→ **ENTRIES PROVIDED**
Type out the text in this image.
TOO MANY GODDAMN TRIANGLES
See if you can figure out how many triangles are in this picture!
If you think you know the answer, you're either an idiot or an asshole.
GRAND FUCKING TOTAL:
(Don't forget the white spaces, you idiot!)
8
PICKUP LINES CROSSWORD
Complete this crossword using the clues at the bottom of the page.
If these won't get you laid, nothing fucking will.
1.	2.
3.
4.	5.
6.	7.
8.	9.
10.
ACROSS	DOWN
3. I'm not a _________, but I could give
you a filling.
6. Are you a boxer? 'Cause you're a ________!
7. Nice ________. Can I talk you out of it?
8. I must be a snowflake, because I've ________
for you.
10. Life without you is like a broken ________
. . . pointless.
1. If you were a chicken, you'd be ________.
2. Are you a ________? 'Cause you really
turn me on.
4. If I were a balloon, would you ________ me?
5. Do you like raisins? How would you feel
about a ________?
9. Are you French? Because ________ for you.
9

==

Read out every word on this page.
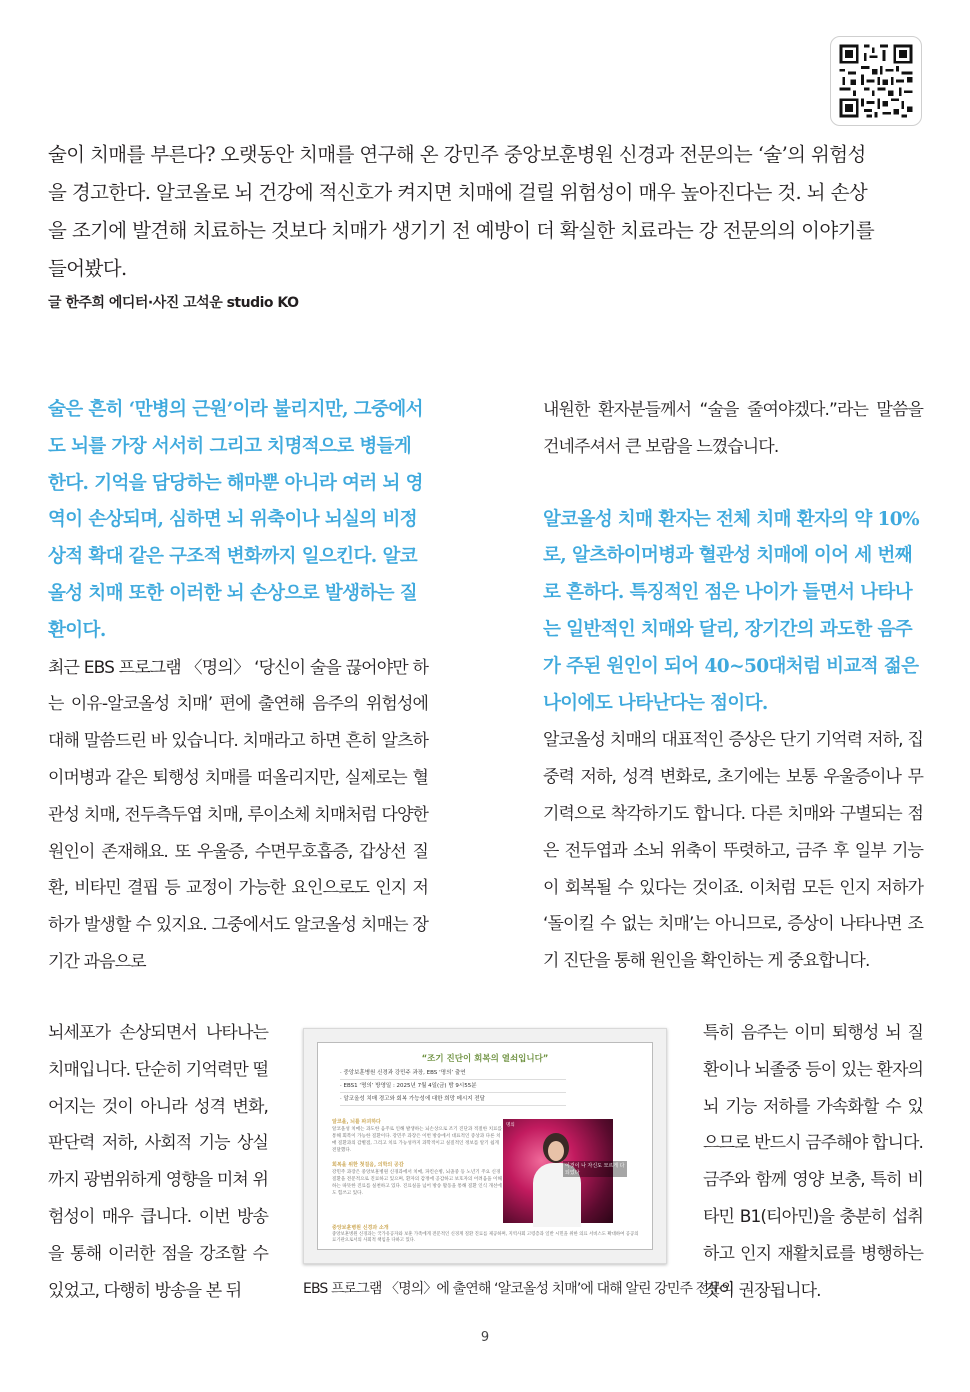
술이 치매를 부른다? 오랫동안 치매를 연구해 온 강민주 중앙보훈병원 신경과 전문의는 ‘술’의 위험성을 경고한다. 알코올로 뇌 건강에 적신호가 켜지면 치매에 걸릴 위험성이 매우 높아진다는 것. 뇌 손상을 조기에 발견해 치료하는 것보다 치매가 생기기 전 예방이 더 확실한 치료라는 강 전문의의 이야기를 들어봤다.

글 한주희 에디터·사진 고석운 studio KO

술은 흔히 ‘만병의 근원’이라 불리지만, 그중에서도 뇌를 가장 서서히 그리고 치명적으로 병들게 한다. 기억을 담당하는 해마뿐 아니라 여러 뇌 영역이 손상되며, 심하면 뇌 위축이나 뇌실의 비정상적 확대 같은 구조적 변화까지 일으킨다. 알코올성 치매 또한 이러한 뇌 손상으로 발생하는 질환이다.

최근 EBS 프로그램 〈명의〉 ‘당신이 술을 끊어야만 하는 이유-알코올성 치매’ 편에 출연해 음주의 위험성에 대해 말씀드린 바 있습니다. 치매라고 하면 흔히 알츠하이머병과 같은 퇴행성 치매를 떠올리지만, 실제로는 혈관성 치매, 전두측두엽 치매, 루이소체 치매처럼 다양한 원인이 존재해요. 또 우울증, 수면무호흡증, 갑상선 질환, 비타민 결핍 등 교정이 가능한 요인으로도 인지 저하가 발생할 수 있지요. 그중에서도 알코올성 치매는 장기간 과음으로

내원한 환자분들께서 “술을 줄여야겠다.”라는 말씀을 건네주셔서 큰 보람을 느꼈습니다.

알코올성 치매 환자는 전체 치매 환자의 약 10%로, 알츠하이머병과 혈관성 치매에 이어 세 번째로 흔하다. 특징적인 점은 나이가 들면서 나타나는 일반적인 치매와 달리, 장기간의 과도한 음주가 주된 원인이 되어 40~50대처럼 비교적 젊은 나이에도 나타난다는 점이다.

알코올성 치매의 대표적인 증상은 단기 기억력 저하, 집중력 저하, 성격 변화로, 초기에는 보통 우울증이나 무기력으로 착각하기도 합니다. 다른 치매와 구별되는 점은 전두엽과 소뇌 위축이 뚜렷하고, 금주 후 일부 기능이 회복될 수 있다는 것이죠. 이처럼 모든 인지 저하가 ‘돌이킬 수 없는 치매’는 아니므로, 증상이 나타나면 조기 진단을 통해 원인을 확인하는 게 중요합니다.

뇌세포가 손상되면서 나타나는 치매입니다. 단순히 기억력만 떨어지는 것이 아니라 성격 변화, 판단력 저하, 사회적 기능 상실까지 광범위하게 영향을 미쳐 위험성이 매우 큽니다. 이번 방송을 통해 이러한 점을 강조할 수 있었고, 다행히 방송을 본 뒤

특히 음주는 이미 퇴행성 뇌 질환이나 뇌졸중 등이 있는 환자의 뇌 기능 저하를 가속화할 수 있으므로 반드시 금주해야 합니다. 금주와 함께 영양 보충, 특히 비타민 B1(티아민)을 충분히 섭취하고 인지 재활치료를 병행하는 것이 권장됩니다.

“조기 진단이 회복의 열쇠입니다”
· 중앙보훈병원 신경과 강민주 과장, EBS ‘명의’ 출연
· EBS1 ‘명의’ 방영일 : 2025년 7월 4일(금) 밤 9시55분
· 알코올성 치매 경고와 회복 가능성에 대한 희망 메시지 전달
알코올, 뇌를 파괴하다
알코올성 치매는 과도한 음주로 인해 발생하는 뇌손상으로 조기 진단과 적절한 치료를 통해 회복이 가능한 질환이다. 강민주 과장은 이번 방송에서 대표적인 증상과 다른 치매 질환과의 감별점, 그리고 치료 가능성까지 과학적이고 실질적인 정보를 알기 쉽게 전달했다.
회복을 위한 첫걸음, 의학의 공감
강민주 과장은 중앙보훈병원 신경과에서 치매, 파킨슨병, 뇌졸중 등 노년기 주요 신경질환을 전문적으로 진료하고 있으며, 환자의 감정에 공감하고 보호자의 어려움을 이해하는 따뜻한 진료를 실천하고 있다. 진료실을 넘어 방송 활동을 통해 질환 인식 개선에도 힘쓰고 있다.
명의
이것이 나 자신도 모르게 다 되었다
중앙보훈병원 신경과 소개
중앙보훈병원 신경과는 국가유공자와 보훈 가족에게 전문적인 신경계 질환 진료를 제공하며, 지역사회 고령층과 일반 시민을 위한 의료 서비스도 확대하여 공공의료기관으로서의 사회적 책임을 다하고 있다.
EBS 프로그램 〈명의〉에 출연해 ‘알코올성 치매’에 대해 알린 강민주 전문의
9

→ **STATED TASK**
Return every line of the preceding records in which the word "그중에서도" appears.

→ **TASK RESPONSE**
술은 흔히 ‘만병의 근원’이라 불리지만, 그중에서도 뇌를 가장 서서히 그리고 치명적으로 병들게 한다. 기억을 담당하는 해마뿐 아니라 여러 뇌 영역이 손상되며, 심하면 뇌 위축이나 뇌실의 비정상적 확대 같은 구조적 변화까지 일으킨다. 알코올성 치매 또한 이러한 뇌 손상으로 발생하는 질환이다.
최근 EBS 프로그램 〈명의〉 ‘당신이 술을 끊어야만 하는 이유-알코올성 치매’ 편에 출연해 음주의 위험성에 대해 말씀드린 바 있습니다. 치매라고 하면 흔히 알츠하이머병과 같은 퇴행성 치매를 떠올리지만, 실제로는 혈관성 치매, 전두측두엽 치매, 루이소체 치매처럼 다양한 원인이 존재해요. 또 우울증, 수면무호흡증, 갑상선 질환, 비타민 결핍 등 교정이 가능한 요인으로도 인지 저하가 발생할 수 있지요. 그중에서도 알코올성 치매는 장기간 과음으로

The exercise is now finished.